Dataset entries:
· · · · ·
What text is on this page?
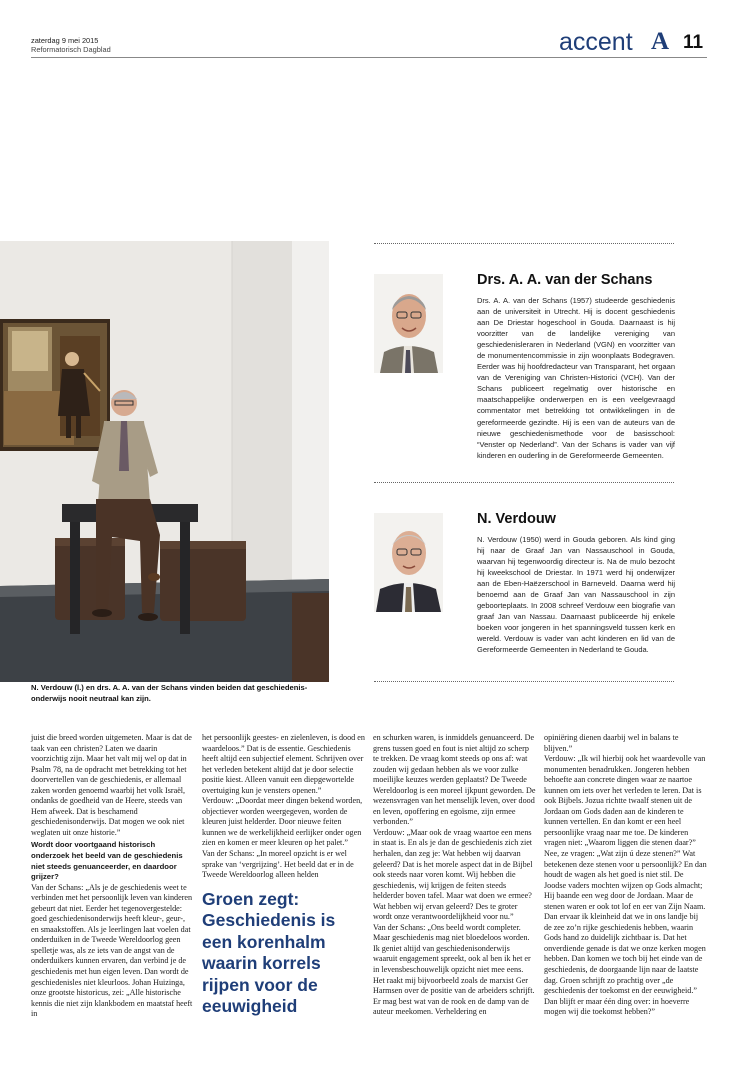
zaterdag 9 mei 2015
Reformatorisch Dagblad	accent A 11
N. Verdouw (l.) en drs. A. A. van der Schans vinden beiden dat geschiedenisonderwijs nooit neutraal kan zijn.
Drs. A. A. van der Schans
Drs. A. A. van der Schans (1957) studeerde geschiedenis aan de universiteit in Utrecht. Hij is docent geschiedenis aan De Driestar hogeschool in Gouda. Daarnaast is hij voorzitter van de landelijke vereniging van geschiedenisleraren in Nederland (VGN) en voorzitter van de monumentencommissie in zijn woonplaats Bodegraven. Eerder was hij hoofdredacteur van Transparant, het orgaan van de Vereniging van Christen-Historici (VCH). Van der Schans publiceert regelmatig over historische en maatschappelijke onderwerpen en is een veelgevraagd commentator met betrekking tot ontwikkelingen in de gereformeerde gezindte. Hij is een van de auteurs van de nieuwe geschiedenismethode voor de basisschool: “Venster op Nederland”. Van der Schans is vader van vijf kinderen en ouderling in de Gereformeerde Gemeenten.
N. Verdouw
N. Verdouw (1950) werd in Gouda geboren. Als kind ging hij naar de Graaf Jan van Nassauschool in Gouda, waarvan hij tegenwoordig directeur is. Na de mulo bezocht hij kweekschool de Driestar. In 1971 werd hij onderwijzer aan de Eben-Haëzerschool in Barneveld. Daarna werd hij benoemd aan de Graaf Jan van Nassauschool in zijn geboorteplaats. In 2008 schreef Verdouw een biografie van graaf Jan van Nassau. Daarnaast publiceerde hij enkele boeken voor jongeren in het spanningsveld tussen kerk en wereld. Verdouw is vader van acht kinderen en lid van de Gereformeerde Gemeenten in Nederland te Gouda.

juist die breed worden uitgemeten. Maar is dat de taak van een christen? Laten we daarin voorzichtig zijn. Maar het valt mij wel op dat in Psalm 78, na de opdracht met betrekking tot het doorvertellen van de geschiedenis, er allemaal zaken worden genoemd waarbij het volk Israël, ondanks de goedheid van de Heere, steeds van Hem afweek. Dat is beschamend geschiedenisonderwijs. Dat mogen we ook niet weglaten uit onze historie.”

Wordt door voortgaand historisch onderzoek het beeld van de geschiedenis niet steeds genuanceerder, en daardoor grijzer?

Van der Schans: „Als je de geschiedenis weet te verbinden met het persoonlijk leven van kinderen gebeurt dat niet. Eerder het tegenovergestelde: goed geschiedenisonderwijs heeft kleur-, geur-, en smaakstoffen. Als je leerlingen laat voelen dat onderduiken in de Tweede Wereldoorlog geen spelletje was, als ze iets van de angst van de onderduikers kunnen ervaren, dan verbind je de geschiedenis met hun eigen leven. Dan wordt de geschiedenisles niet kleurloos. Johan Huizinga, onze grootste historicus, zei: „Alle historische kennis die niet zijn klankbodem en maatstaf heeft in

het persoonlijk geestes- en zielenleven, is dood en waardeloos.” Dat is de essentie. Geschiedenis heeft altijd een subjectief element. Schrijven over het verleden betekent altijd dat je door selectie positie kiest. Alleen vanuit een diepgewortelde overtuiging kun je vensters openen.”

Verdouw: „Doordat meer dingen bekend worden, objectiever worden weergegeven, worden de kleuren juist helderder. Door nieuwe feiten kunnen we de werkelijkheid eerlijker onder ogen zien en komen er meer kleuren op het palet.”

Van der Schans: „In moreel opzicht is er wel sprake van ‘vergrijzing’. Het beeld dat er in de Tweede Wereldoorlog alleen helden

Groen zegt: Geschiedenis is een korenhalm waarin korrels rijpen voor de eeuwigheid

en schurken waren, is inmiddels genuanceerd. De grens tussen goed en fout is niet altijd zo scherp te trekken. De vraag komt steeds op ons af: wat zouden wij gedaan hebben als we voor zulke moeilijke keuzes werden geplaatst? De Tweede Wereldoorlog is een moreel ijkpunt geworden. De wezensvragen van het menselijk leven, over dood en leven, opoffering en egoïsme, zijn ermee verbonden.”

Verdouw: „Maar ook de vraag waartoe een mens in staat is. En als je dan de geschiedenis zich ziet herhalen, dan zeg je: Wat hebben wij daarvan geleerd? Dat is het morele aspect dat in de Bijbel ook steeds naar voren komt. Wij hebben die geschiedenis, wij krijgen de feiten steeds helderder boven tafel. Maar wat doen we ermee? Wat hebben wij ervan geleerd? Des te groter wordt onze verantwoordelijkheid voor nu.”

Van der Schans: „Ons beeld wordt completer. Maar geschiedenis mag niet bloedeloos worden. Ik geniet altijd van geschiedenisonderwijs waaruit engagement spreekt, ook al ben ik het er in levensbeschouwelijk opzicht niet mee eens. Het raakt mij bijvoorbeeld zoals de marxist Ger Harmsen over de positie van de arbeiders schrijft. Er mag best wat van de rook en de damp van de auteur meekomen. Verheldering en

opiniëring dienen daarbij wel in balans te blijven.”

Verdouw: „Ik wil hierbij ook het waardevolle van monumenten benadrukken. Jongeren hebben behoefte aan concrete dingen waar ze naartoe kunnen om iets over het verleden te leren. Dat is ook Bijbels. Jozua richtte twaalf stenen uit de Jordaan om Gods daden aan de kinderen te kunnen vertellen. En dan komt er een heel persoonlijke vraag naar me toe. De kinderen vragen niet: „Waarom liggen die stenen daar?” Nee, ze vragen: „Wat zijn ú deze stenen?” Wat betekenen deze stenen voor u persoonlijk? En dan houdt de wagen als het goed is niet stil. De Joodse vaders mochten wijzen op Gods almacht; Hij baande een weg door de Jordaan. Maar de stenen waren er ook tot lof en eer van Zijn Naam. Dan ervaar ik kleinheid dat we in ons landje bij de zee zo’n rijke geschiedenis hebben, waarin Gods hand zo duidelijk zichtbaar is. Dat het onverdiende genade is dat we onze kerken mogen hebben. Dan komen we toch bij het einde van de geschiedenis, de doorgaande lijn naar de laatste dag. Groen schrijft zo prachtig over „de geschiedenis der toekomst en der eeuwigheid.” Dan blijft er maar één ding over: in hoeverre mogen wij die toekomst hebben?”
· · · · ·
Written instruction:
Every line is to be duplicated exactly, though pictures stay out.

Answer to the task:
What text is on this page?
zaterdag 9 mei 2015
Reformatorisch Dagblad	accent A 11
N. Verdouw (l.) en drs. A. A. van der Schans vinden beiden dat geschiedenisonderwijs nooit neutraal kan zijn.
Drs. A. A. van der Schans
Drs. A. A. van der Schans (1957) studeerde geschiedenis aan de universiteit in Utrecht. Hij is docent geschiedenis aan De Driestar hogeschool in Gouda. Daarnaast is hij voorzitter van de landelijke vereniging van geschiedenisleraren in Nederland (VGN) en voorzitter van de monumentencommissie in zijn woonplaats Bodegraven. Eerder was hij hoofdredacteur van Transparant, het orgaan van de Vereniging van Christen-Historici (VCH). Van der Schans publiceert regelmatig over historische en maatschappelijke onderwerpen en is een veelgevraagd commentator met betrekking tot ontwikkelingen in de gereformeerde gezindte. Hij is een van de auteurs van de nieuwe geschiedenismethode voor de basisschool: “Venster op Nederland”. Van der Schans is vader van vijf kinderen en ouderling in de Gereformeerde Gemeenten.
N. Verdouw
N. Verdouw (1950) werd in Gouda geboren. Als kind ging hij naar de Graaf Jan van Nassauschool in Gouda, waarvan hij tegenwoordig directeur is. Na de mulo bezocht hij kweekschool de Driestar. In 1971 werd hij onderwijzer aan de Eben-Haëzerschool in Barneveld. Daarna werd hij benoemd aan de Graaf Jan van Nassauschool in zijn geboorteplaats. In 2008 schreef Verdouw een biografie van graaf Jan van Nassau. Daarnaast publiceerde hij enkele boeken voor jongeren in het spanningsveld tussen kerk en wereld. Verdouw is vader van acht kinderen en lid van de Gereformeerde Gemeenten in Nederland te Gouda.

juist die breed worden uitgemeten. Maar is dat de taak van een christen? Laten we daarin voorzichtig zijn. Maar het valt mij wel op dat in Psalm 78, na de opdracht met betrekking tot het doorvertellen van de geschiedenis, er allemaal zaken worden genoemd waarbij het volk Israël, ondanks de goedheid van de Heere, steeds van Hem afweek. Dat is beschamend geschiedenisonderwijs. Dat mogen we ook niet weglaten uit onze historie.”

Wordt door voortgaand historisch onderzoek het beeld van de geschiedenis niet steeds genuanceerder, en daardoor grijzer?

Van der Schans: „Als je de geschiedenis weet te verbinden met het persoonlijk leven van kinderen gebeurt dat niet. Eerder het tegenovergestelde: goed geschiedenisonderwijs heeft kleur-, geur-, en smaakstoffen. Als je leerlingen laat voelen dat onderduiken in de Tweede Wereldoorlog geen spelletje was, als ze iets van de angst van de onderduikers kunnen ervaren, dan verbind je de geschiedenis met hun eigen leven. Dan wordt de geschiedenisles niet kleurloos. Johan Huizinga, onze grootste historicus, zei: „Alle historische kennis die niet zijn klankbodem en maatstaf heeft in

het persoonlijk geestes- en zielenleven, is dood en waardeloos.” Dat is de essentie. Geschiedenis heeft altijd een subjectief element. Schrijven over het verleden betekent altijd dat je door selectie positie kiest. Alleen vanuit een diepgewortelde overtuiging kun je vensters openen.”

Verdouw: „Doordat meer dingen bekend worden, objectiever worden weergegeven, worden de kleuren juist helderder. Door nieuwe feiten kunnen we de werkelijkheid eerlijker onder ogen zien en komen er meer kleuren op het palet.”

Van der Schans: „In moreel opzicht is er wel sprake van ‘vergrijzing’. Het beeld dat er in de Tweede Wereldoorlog alleen helden

Groen zegt: Geschiedenis is een korenhalm waarin korrels rijpen voor de eeuwigheid

en schurken waren, is inmiddels genuanceerd. De grens tussen goed en fout is niet altijd zo scherp te trekken. De vraag komt steeds op ons af: wat zouden wij gedaan hebben als we voor zulke moeilijke keuzes werden geplaatst? De Tweede Wereldoorlog is een moreel ijkpunt geworden. De wezensvragen van het menselijk leven, over dood en leven, opoffering en egoïsme, zijn ermee verbonden.”

Verdouw: „Maar ook de vraag waartoe een mens in staat is. En als je dan de geschiedenis zich ziet herhalen, dan zeg je: Wat hebben wij daarvan geleerd? Dat is het morele aspect dat in de Bijbel ook steeds naar voren komt. Wij hebben die geschiedenis, wij krijgen de feiten steeds helderder boven tafel. Maar wat doen we ermee? Wat hebben wij ervan geleerd? Des te groter wordt onze verantwoordelijkheid voor nu.”

Van der Schans: „Ons beeld wordt completer. Maar geschiedenis mag niet bloedeloos worden. Ik geniet altijd van geschiedenisonderwijs waaruit engagement spreekt, ook al ben ik het er in levensbeschouwelijk opzicht niet mee eens. Het raakt mij bijvoorbeeld zoals de marxist Ger Harmsen over de positie van de arbeiders schrijft. Er mag best wat van de rook en de damp van de auteur meekomen. Verheldering en

opiniëring dienen daarbij wel in balans te blijven.”

Verdouw: „Ik wil hierbij ook het waardevolle van monumenten benadrukken. Jongeren hebben behoefte aan concrete dingen waar ze naartoe kunnen om iets over het verleden te leren. Dat is ook Bijbels. Jozua richtte twaalf stenen uit de Jordaan om Gods daden aan de kinderen te kunnen vertellen. En dan komt er een heel persoonlijke vraag naar me toe. De kinderen vragen niet: „Waarom liggen die stenen daar?” Nee, ze vragen: „Wat zijn ú deze stenen?” Wat betekenen deze stenen voor u persoonlijk? En dan houdt de wagen als het goed is niet stil. De Joodse vaders mochten wijzen op Gods almacht; Hij baande een weg door de Jordaan. Maar de stenen waren er ook tot lof en eer van Zijn Naam. Dan ervaar ik kleinheid dat we in ons landje bij de zee zo’n rijke geschiedenis hebben, waarin Gods hand zo duidelijk zichtbaar is. Dat het onverdiende genade is dat we onze kerken mogen hebben. Dan komen we toch bij het einde van de geschiedenis, de doorgaande lijn naar de laatste dag. Groen schrijft zo prachtig over „de geschiedenis der toekomst en der eeuwigheid.” Dan blijft er maar één ding over: in hoeverre mogen wij die toekomst hebben?”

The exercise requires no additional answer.